> REQUIRED TASK
Which lines in the listing contain the string "MEMORY", with case matching exactly? Pick out each one and copy it in full.
##############################
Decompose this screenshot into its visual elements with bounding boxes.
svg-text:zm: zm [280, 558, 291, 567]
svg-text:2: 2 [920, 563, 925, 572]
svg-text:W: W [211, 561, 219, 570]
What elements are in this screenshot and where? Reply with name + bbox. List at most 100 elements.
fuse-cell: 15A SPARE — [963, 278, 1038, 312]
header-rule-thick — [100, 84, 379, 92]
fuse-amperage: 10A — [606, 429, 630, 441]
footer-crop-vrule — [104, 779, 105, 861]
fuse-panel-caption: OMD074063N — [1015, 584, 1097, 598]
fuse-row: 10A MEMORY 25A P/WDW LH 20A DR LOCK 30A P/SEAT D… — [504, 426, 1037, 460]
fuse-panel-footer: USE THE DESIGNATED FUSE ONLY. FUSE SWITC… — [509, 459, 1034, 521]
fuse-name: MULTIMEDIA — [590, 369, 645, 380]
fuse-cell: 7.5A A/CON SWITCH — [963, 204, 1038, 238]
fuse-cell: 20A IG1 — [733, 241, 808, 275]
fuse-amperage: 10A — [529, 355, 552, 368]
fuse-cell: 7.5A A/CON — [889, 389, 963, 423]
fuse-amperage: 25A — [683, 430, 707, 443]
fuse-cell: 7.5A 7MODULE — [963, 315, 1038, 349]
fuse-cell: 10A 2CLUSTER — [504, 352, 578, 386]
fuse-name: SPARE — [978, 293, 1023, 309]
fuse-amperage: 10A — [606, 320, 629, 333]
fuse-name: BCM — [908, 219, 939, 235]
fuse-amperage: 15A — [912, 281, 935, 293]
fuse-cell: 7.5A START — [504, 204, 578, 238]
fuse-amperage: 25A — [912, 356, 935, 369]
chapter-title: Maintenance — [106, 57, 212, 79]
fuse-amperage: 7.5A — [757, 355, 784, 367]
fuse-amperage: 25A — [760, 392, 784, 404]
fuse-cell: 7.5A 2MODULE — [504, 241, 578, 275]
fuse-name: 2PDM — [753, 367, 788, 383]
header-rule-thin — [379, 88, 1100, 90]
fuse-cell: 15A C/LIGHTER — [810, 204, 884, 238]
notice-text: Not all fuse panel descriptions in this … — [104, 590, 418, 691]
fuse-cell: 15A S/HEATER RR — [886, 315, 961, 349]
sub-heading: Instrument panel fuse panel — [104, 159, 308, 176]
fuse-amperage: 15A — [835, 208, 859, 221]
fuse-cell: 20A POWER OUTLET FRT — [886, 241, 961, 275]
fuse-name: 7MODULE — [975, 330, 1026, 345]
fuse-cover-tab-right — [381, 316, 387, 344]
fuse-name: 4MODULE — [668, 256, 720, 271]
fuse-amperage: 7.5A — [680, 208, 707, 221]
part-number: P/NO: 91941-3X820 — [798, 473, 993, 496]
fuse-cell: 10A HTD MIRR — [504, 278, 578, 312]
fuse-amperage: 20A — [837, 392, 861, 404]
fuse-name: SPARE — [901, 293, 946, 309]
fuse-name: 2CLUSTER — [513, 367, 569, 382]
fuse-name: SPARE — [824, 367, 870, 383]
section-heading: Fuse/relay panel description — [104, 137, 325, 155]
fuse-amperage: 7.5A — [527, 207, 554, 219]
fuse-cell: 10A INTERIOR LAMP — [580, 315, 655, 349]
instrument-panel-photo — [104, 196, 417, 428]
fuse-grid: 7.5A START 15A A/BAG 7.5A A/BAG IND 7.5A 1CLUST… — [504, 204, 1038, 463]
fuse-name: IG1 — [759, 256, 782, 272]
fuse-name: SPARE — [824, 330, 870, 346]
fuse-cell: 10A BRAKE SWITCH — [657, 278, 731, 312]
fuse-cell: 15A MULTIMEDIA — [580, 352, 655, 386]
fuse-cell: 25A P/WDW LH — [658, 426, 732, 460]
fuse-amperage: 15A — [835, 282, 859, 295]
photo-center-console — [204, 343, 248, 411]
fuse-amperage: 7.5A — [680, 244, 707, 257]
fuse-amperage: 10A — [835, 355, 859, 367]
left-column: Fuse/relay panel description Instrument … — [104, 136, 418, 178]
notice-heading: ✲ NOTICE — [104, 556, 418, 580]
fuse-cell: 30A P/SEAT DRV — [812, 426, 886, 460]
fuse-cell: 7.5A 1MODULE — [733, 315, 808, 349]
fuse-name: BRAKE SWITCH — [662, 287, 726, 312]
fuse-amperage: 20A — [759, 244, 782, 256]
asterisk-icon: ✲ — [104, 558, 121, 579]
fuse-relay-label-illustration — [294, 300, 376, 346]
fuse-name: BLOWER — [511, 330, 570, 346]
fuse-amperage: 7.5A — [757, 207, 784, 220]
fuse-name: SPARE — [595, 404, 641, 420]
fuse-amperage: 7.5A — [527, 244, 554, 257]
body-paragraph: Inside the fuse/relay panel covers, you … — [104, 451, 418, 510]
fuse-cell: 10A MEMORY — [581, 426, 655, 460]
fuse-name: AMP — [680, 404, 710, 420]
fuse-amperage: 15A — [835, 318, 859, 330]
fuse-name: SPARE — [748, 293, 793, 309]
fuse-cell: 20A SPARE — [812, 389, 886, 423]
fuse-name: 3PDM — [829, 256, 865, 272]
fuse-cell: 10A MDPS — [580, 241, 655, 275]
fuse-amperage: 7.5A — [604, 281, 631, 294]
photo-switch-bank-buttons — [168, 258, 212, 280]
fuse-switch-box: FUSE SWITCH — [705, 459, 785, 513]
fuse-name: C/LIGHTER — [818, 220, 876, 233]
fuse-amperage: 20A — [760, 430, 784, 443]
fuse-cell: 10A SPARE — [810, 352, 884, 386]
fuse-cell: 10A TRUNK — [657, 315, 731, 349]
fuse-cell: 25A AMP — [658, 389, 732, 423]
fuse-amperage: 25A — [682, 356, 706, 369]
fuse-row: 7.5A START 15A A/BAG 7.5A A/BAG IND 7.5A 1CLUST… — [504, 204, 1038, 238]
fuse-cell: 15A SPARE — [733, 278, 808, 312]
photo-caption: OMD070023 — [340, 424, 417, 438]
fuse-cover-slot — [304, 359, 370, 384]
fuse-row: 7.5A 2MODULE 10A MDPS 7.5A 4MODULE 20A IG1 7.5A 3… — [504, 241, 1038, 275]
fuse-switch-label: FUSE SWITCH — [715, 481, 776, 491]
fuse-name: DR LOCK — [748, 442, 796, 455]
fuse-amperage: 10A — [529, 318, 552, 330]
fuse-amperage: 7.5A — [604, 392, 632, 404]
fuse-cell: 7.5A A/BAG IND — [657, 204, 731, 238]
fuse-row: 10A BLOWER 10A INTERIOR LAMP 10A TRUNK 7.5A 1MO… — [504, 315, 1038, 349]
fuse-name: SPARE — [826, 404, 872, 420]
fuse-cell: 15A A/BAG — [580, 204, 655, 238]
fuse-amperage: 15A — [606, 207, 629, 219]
##############################
> FINISHED EXERCISE
fuse-row: 10A MEMORY 25A P/WDW LH 20A DR LOCK 30A P/SEAT D… — [504, 426, 1037, 460]
fuse-cell: 10A MEMORY — [581, 426, 655, 460]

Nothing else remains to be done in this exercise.